### Aim of the exercise
Copy all of the material below exactly.

[Data records]

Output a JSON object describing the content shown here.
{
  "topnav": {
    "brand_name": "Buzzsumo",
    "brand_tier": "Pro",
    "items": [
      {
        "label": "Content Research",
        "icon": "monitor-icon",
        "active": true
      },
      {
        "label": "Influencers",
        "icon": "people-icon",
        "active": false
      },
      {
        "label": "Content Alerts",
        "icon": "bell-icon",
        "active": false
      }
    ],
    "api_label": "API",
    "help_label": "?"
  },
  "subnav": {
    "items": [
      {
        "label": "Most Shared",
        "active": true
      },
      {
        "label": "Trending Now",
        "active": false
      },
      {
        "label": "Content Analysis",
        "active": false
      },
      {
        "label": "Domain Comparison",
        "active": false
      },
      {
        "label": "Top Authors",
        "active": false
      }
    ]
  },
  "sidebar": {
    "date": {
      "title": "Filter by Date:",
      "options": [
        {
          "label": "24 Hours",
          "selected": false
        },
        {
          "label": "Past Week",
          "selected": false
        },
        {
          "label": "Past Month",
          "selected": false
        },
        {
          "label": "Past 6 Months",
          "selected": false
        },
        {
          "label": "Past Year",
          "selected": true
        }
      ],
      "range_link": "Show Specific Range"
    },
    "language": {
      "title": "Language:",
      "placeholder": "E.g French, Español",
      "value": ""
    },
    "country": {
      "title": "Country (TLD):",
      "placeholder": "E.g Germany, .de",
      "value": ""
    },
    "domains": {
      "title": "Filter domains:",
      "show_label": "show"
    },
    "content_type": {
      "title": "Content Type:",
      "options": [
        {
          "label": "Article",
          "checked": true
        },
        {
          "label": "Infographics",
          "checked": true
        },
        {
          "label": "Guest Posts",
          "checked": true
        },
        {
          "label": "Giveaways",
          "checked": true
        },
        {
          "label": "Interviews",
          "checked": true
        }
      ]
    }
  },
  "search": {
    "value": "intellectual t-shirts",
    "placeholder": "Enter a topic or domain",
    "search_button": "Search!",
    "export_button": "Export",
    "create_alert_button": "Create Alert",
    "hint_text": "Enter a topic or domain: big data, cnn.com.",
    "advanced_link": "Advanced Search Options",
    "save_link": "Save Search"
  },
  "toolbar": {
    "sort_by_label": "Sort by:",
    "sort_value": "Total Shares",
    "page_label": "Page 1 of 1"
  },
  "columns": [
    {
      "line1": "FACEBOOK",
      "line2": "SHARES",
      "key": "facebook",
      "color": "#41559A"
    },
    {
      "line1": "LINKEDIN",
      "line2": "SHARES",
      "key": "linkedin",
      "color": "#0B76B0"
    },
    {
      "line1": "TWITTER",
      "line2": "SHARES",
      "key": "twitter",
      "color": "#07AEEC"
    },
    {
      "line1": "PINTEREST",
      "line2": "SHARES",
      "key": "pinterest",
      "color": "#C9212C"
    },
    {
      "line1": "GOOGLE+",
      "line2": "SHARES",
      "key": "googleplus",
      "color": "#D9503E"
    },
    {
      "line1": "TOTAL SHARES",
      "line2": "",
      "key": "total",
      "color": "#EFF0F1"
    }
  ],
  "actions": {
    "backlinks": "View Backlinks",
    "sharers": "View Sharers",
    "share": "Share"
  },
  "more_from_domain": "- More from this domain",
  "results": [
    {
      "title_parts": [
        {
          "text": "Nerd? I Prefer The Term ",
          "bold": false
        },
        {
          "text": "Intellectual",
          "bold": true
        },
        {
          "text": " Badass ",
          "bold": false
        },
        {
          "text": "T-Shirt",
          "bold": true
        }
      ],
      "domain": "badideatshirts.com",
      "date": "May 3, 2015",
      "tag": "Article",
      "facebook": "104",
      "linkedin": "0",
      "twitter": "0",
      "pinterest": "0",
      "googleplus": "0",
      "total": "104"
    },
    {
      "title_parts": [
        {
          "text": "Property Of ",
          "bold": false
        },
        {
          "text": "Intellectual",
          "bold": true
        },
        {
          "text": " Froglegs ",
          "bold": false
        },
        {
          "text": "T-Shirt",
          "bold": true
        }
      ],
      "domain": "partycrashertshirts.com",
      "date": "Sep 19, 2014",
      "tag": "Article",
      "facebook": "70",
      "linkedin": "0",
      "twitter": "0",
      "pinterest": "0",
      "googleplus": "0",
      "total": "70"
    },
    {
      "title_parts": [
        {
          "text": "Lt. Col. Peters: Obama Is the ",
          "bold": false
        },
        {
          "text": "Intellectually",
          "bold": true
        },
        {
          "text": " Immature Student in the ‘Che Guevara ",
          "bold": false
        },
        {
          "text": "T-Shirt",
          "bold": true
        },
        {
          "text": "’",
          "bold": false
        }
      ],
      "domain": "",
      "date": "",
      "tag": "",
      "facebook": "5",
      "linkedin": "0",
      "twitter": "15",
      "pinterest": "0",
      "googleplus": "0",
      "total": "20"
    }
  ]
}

### Written response
Output a JSON object describing the content shown here.
{
  "topnav": {
    "brand_name": "Buzzsumo",
    "brand_tier": "Pro",
    "items": [
      {
        "label": "Content Research",
        "icon": "monitor-icon",
        "active": true
      },
      {
        "label": "Influencers",
        "icon": "people-icon",
        "active": false
      },
      {
        "label": "Content Alerts",
        "icon": "bell-icon",
        "active": false
      }
    ],
    "api_label": "API",
    "help_label": "?"
  },
  "subnav": {
    "items": [
      {
        "label": "Most Shared",
        "active": true
      },
      {
        "label": "Trending Now",
        "active": false
      },
      {
        "label": "Content Analysis",
        "active": false
      },
      {
        "label": "Domain Comparison",
        "active": false
      },
      {
        "label": "Top Authors",
        "active": false
      }
    ]
  },
  "sidebar": {
    "date": {
      "title": "Filter by Date:",
      "options": [
        {
          "label": "24 Hours",
          "selected": false
        },
        {
          "label": "Past Week",
          "selected": false
        },
        {
          "label": "Past Month",
          "selected": false
        },
        {
          "label": "Past 6 Months",
          "selected": false
        },
        {
          "label": "Past Year",
          "selected": true
        }
      ],
      "range_link": "Show Specific Range"
    },
    "language": {
      "title": "Language:",
      "placeholder": "E.g French, Español",
      "value": ""
    },
    "country": {
      "title": "Country (TLD):",
      "placeholder": "E.g Germany, .de",
      "value": ""
    },
    "domains": {
      "title": "Filter domains:",
      "show_label": "show"
    },
    "content_type": {
      "title": "Content Type:",
      "options": [
        {
          "label": "Article",
          "checked": true
        },
        {
          "label": "Infographics",
          "checked": true
        },
        {
          "label": "Guest Posts",
          "checked": true
        },
        {
          "label": "Giveaways",
          "checked": true
        },
        {
          "label": "Interviews",
          "checked": true
        }
      ]
    }
  },
  "search": {
    "value": "intellectual t-shirts",
    "placeholder": "Enter a topic or domain",
    "search_button": "Search!",
    "export_button": "Export",
    "create_alert_button": "Create Alert",
    "hint_text": "Enter a topic or domain: big data, cnn.com.",
    "advanced_link": "Advanced Search Options",
    "save_link": "Save Search"
  },
  "toolbar": {
    "sort_by_label": "Sort by:",
    "sort_value": "Total Shares",
    "page_label": "Page 1 of 1"
  },
  "columns": [
    {
      "line1": "FACEBOOK",
      "line2": "SHARES",
      "key": "facebook",
      "color": "#41559A"
    },
    {
      "line1": "LINKEDIN",
      "line2": "SHARES",
      "key": "linkedin",
      "color": "#0B76B0"
    },
    {
      "line1": "TWITTER",
      "line2": "SHARES",
      "key": "twitter",
      "color": "#07AEEC"
    },
    {
      "line1": "PINTEREST",
      "line2": "SHARES",
      "key": "pinterest",
      "color": "#C9212C"
    },
    {
      "line1": "GOOGLE+",
      "line2": "SHARES",
      "key": "googleplus",
      "color": "#D9503E"
    },
    {
      "line1": "TOTAL SHARES",
      "line2": "",
      "key": "total",
      "color": "#EFF0F1"
    }
  ],
  "actions": {
    "backlinks": "View Backlinks",
    "sharers": "View Sharers",
    "share": "Share"
  },
  "more_from_domain": "- More from this domain",
  "results": [
    {
      "title_parts": [
        {
          "text": "Nerd? I Prefer The Term ",
          "bold": false
        },
        {
          "text": "Intellectual",
          "bold": true
        },
        {
          "text": " Badass ",
          "bold": false
        },
        {
          "text": "T-Shirt",
          "bold": true
        }
      ],
      "domain": "badideatshirts.com",
      "date": "May 3, 2015",
      "tag": "Article",
      "facebook": "104",
      "linkedin": "0",
      "twitter": "0",
      "pinterest": "0",
      "googleplus": "0",
      "total": "104"
    },
    {
      "title_parts": [
        {
          "text": "Property Of ",
          "bold": false
        },
        {
          "text": "Intellectual",
          "bold": true
        },
        {
          "text": " Froglegs ",
          "bold": false
        },
        {
          "text": "T-Shirt",
          "bold": true
        }
      ],
      "domain": "partycrashertshirts.com",
      "date": "Sep 19, 2014",
      "tag": "Article",
      "facebook": "70",
      "linkedin": "0",
      "twitter": "0",
      "pinterest": "0",
      "googleplus": "0",
      "total": "70"
    },
    {
      "title_parts": [
        {
          "text": "Lt. Col. Peters: Obama Is the ",
          "bold": false
        },
        {
          "text": "Intellectually",
          "bold": true
        },
        {
          "text": " Immature Student in the ‘Che Guevara ",
          "bold": false
        },
        {
          "text": "T-Shirt",
          "bold": true
        },
        {
          "text": "’",
          "bold": false
        }
      ],
      "domain": "",
      "date": "",
      "tag": "",
      "facebook": "5",
      "linkedin": "0",
      "twitter": "15",
      "pinterest": "0",
      "googleplus": "0",
      "total": "20"
    }
  ]
}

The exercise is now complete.